> Written problem:
List each line of the data in which the string "mode" appears.
::::::
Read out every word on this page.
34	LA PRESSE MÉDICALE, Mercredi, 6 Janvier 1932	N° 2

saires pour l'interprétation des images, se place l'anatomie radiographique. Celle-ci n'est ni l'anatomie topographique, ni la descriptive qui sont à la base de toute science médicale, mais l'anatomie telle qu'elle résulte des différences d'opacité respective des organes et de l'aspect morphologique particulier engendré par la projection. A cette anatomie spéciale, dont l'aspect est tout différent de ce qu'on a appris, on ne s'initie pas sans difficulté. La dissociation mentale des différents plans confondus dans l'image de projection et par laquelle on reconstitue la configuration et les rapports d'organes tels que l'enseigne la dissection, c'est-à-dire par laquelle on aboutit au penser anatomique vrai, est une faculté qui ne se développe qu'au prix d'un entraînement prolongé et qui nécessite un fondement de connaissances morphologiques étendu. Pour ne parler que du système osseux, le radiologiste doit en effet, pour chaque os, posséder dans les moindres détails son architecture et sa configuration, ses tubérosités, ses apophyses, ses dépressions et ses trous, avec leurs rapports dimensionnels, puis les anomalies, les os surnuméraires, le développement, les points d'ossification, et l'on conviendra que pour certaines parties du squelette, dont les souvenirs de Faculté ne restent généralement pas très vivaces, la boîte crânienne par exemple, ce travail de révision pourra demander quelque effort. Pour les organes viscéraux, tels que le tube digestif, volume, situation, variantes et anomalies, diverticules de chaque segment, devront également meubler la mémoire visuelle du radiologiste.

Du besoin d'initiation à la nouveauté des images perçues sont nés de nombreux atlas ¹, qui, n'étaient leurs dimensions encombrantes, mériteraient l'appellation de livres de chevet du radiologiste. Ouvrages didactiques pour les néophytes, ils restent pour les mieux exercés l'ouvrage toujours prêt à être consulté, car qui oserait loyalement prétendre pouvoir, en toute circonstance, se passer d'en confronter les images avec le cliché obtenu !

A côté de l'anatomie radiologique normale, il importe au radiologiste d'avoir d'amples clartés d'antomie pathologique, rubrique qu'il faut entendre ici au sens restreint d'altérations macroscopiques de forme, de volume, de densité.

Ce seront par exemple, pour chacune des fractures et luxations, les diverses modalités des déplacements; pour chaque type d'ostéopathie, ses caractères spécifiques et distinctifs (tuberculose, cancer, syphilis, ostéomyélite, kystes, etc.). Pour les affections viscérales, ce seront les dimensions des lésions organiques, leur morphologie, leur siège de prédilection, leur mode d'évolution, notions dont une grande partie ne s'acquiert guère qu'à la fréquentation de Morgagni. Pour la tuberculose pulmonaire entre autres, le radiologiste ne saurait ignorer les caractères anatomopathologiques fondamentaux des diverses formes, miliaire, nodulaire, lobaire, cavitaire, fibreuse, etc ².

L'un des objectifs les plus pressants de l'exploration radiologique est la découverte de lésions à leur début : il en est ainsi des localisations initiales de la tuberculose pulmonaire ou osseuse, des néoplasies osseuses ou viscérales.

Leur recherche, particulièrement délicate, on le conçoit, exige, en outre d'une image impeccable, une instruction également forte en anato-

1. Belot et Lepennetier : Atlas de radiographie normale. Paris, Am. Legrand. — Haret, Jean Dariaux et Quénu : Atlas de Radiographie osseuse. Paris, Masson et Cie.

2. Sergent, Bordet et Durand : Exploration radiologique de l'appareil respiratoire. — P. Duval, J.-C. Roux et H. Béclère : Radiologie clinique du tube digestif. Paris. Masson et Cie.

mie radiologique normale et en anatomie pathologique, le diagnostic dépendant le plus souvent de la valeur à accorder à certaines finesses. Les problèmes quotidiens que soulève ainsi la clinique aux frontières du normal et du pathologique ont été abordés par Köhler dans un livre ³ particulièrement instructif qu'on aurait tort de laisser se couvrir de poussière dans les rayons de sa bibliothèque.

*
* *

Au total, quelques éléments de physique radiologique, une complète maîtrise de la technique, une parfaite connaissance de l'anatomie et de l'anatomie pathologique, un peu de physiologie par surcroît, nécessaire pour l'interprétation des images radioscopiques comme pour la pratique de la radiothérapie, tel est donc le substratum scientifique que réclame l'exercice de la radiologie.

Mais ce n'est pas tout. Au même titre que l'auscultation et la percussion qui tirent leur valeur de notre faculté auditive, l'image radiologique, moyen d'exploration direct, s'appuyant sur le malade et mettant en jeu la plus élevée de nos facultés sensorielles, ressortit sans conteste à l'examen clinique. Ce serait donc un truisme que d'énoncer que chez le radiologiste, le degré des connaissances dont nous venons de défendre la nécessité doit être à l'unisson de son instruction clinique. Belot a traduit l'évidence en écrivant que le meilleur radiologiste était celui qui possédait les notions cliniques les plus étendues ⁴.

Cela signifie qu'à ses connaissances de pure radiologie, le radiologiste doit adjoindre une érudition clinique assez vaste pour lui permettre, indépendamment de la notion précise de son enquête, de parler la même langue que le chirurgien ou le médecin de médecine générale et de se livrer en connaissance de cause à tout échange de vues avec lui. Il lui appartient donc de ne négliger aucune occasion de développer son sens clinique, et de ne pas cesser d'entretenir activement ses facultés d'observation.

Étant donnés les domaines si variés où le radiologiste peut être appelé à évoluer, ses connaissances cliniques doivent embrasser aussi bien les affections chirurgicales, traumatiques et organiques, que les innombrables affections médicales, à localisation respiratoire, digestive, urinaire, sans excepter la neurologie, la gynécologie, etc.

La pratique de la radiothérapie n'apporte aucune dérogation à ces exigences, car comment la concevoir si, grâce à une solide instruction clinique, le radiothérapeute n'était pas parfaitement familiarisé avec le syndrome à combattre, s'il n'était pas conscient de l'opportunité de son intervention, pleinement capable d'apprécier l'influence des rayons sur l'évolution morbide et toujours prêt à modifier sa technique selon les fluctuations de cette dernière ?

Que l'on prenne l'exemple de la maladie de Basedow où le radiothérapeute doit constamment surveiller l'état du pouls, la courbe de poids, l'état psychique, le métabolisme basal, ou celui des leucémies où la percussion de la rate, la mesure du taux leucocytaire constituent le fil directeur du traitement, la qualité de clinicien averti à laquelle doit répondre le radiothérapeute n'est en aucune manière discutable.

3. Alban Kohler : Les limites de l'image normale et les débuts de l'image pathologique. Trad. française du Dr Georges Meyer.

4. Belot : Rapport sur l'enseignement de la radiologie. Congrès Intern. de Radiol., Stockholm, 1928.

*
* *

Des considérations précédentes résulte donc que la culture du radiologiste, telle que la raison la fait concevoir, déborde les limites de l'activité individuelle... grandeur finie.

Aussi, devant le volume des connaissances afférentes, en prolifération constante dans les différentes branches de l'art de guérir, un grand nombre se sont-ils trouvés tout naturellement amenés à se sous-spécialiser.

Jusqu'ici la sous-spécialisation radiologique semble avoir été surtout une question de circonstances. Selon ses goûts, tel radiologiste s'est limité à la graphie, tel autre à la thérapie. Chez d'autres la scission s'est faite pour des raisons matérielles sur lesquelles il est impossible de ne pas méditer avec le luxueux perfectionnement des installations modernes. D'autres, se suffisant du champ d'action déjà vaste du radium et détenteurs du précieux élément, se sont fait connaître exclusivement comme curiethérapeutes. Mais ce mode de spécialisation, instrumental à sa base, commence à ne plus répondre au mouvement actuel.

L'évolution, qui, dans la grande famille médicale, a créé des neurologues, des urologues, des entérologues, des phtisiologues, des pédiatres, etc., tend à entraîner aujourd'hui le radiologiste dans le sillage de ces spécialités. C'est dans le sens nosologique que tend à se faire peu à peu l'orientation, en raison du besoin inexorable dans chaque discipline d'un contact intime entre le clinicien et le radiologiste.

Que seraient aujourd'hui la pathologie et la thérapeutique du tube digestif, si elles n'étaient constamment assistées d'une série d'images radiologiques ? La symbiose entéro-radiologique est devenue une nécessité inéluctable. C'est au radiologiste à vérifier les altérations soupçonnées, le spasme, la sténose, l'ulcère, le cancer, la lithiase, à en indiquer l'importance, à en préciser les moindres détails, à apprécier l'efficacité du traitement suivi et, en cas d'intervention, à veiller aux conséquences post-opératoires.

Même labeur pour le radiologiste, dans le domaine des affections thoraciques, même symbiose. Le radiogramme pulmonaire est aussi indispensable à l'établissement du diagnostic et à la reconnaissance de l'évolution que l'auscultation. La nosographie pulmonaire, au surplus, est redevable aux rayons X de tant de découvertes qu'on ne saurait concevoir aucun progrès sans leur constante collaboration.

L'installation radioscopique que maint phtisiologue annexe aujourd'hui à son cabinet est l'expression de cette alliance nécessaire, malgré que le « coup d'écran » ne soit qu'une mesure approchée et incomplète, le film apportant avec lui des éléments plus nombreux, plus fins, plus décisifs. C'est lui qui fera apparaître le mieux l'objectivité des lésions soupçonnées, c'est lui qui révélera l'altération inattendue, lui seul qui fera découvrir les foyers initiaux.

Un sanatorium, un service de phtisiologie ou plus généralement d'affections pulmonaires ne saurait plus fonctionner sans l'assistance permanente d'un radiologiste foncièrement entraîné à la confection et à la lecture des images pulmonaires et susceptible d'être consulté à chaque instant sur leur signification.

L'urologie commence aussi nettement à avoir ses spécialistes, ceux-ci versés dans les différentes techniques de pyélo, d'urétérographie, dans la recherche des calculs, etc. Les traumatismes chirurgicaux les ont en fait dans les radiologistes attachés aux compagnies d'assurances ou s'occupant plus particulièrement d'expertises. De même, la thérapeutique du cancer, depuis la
::::::
> Completed exercise:
Ce seront par exemple, pour chacune des fractures et luxations, les diverses modalités des déplacements; pour chaque type d'ostéopathie, ses caractères spécifiques et distinctifs (tuberculose, cancer, syphilis, ostéomyélite, kystes, etc.). Pour les affections viscérales, ce seront les dimensions des lésions organiques, leur morphologie, leur siège de prédilection, leur mode d'évolution, notions dont une grande partie ne s'acquiert guère qu'à la fréquentation de Morgagni. Pour la tuberculose pulmonaire entre autres, le radiologiste ne saurait ignorer les caractères anatomopathologiques fondamentaux des diverses formes, miliaire, nodulaire, lobaire, cavitaire, fibreuse, etc ².
Jusqu'ici la sous-spécialisation radiologique semble avoir été surtout une question de circonstances. Selon ses goûts, tel radiologiste s'est limité à la graphie, tel autre à la thérapie. Chez d'autres la scission s'est faite pour des raisons matérielles sur lesquelles il est impossible de ne pas méditer avec le luxueux perfectionnement des installations modernes. D'autres, se suffisant du champ d'action déjà vaste du radium et détenteurs du précieux élément, se sont fait connaître exclusivement comme curiethérapeutes. Mais ce mode de spécialisation, instrumental à sa base, commence à ne plus répondre au mouvement actuel.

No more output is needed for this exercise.